### Problem details
Report the number of lines containing "ответственного", with no other words.

■ ■ ■ ■ ■ ■ ■

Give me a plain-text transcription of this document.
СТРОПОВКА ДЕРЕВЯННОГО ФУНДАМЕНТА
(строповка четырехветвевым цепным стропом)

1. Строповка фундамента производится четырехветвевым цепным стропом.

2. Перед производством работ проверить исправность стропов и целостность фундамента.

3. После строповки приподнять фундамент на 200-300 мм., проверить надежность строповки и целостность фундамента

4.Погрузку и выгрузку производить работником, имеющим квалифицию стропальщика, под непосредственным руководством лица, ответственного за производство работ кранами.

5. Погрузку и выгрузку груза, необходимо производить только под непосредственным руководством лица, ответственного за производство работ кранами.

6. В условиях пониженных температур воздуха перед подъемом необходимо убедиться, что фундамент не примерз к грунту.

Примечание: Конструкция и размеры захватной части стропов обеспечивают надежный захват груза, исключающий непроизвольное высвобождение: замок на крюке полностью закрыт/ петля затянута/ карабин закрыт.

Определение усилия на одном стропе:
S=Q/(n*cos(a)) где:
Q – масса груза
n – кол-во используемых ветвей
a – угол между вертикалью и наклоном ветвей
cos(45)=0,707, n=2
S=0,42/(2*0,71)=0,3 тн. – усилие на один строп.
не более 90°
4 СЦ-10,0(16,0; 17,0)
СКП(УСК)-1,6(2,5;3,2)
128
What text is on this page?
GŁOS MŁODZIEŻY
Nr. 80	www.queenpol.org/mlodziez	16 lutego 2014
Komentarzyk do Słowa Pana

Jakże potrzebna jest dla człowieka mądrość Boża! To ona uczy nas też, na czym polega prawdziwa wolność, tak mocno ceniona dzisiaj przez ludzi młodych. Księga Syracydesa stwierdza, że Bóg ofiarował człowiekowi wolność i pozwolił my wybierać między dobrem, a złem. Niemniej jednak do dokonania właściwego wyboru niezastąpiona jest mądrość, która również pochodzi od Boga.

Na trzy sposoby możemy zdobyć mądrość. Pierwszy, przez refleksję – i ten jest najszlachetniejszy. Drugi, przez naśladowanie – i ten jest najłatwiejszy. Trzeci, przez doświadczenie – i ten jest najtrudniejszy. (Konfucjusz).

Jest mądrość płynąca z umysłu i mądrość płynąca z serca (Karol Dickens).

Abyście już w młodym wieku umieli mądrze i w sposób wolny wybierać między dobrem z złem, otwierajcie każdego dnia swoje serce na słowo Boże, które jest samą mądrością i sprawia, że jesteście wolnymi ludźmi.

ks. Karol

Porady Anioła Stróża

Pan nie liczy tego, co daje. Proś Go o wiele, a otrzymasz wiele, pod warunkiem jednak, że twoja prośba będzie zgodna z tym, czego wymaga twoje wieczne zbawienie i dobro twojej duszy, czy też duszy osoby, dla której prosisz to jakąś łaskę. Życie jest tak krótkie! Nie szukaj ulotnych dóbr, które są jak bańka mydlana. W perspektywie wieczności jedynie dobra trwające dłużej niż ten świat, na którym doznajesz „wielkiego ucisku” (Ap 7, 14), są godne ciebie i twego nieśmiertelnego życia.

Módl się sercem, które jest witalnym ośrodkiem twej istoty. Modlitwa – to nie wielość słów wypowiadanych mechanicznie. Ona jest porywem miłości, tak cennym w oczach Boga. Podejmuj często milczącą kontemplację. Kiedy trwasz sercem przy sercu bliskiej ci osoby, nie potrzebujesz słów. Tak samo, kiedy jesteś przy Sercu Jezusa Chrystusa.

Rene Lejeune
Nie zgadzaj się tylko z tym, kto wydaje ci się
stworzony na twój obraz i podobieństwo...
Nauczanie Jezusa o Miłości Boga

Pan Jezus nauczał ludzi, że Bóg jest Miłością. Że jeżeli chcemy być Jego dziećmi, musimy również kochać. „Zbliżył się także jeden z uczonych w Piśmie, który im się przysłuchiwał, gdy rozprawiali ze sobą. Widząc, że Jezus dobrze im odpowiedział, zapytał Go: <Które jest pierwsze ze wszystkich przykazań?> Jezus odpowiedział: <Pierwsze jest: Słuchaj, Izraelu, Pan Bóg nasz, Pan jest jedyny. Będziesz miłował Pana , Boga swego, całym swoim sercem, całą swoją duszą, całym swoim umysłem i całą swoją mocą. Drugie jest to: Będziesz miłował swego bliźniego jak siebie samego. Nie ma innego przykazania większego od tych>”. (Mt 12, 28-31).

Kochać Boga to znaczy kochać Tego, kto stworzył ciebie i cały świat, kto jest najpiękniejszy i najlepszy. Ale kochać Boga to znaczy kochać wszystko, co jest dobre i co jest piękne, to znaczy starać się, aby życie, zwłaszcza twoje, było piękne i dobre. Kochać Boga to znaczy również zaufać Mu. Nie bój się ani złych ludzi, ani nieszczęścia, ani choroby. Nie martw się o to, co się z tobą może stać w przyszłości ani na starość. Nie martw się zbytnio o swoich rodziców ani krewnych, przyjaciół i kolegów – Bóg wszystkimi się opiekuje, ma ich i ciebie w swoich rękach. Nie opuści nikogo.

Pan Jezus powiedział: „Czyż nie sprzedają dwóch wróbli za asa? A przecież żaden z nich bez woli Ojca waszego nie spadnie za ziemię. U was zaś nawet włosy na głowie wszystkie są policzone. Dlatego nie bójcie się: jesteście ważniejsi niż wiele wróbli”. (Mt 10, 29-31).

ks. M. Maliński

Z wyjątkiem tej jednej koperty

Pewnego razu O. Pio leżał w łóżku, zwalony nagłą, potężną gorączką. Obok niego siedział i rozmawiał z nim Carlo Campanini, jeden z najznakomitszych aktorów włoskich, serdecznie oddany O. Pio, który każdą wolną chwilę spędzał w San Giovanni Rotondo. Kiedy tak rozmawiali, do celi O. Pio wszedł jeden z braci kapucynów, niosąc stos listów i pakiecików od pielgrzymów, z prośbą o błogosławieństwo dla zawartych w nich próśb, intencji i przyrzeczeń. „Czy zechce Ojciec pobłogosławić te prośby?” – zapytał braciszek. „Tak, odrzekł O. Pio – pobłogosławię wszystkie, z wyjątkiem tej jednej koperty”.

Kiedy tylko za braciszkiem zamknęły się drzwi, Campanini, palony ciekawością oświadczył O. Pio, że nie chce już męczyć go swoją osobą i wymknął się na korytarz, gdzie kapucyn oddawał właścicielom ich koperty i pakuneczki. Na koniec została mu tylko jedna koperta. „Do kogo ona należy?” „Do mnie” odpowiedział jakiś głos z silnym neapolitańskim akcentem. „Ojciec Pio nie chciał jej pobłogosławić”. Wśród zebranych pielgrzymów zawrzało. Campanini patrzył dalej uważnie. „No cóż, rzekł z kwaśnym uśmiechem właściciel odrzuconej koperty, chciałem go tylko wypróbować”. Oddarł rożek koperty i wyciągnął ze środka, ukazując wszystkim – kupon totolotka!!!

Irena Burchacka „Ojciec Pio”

■ ■ ■ ■ ■ ■ ■

### Expected answer
2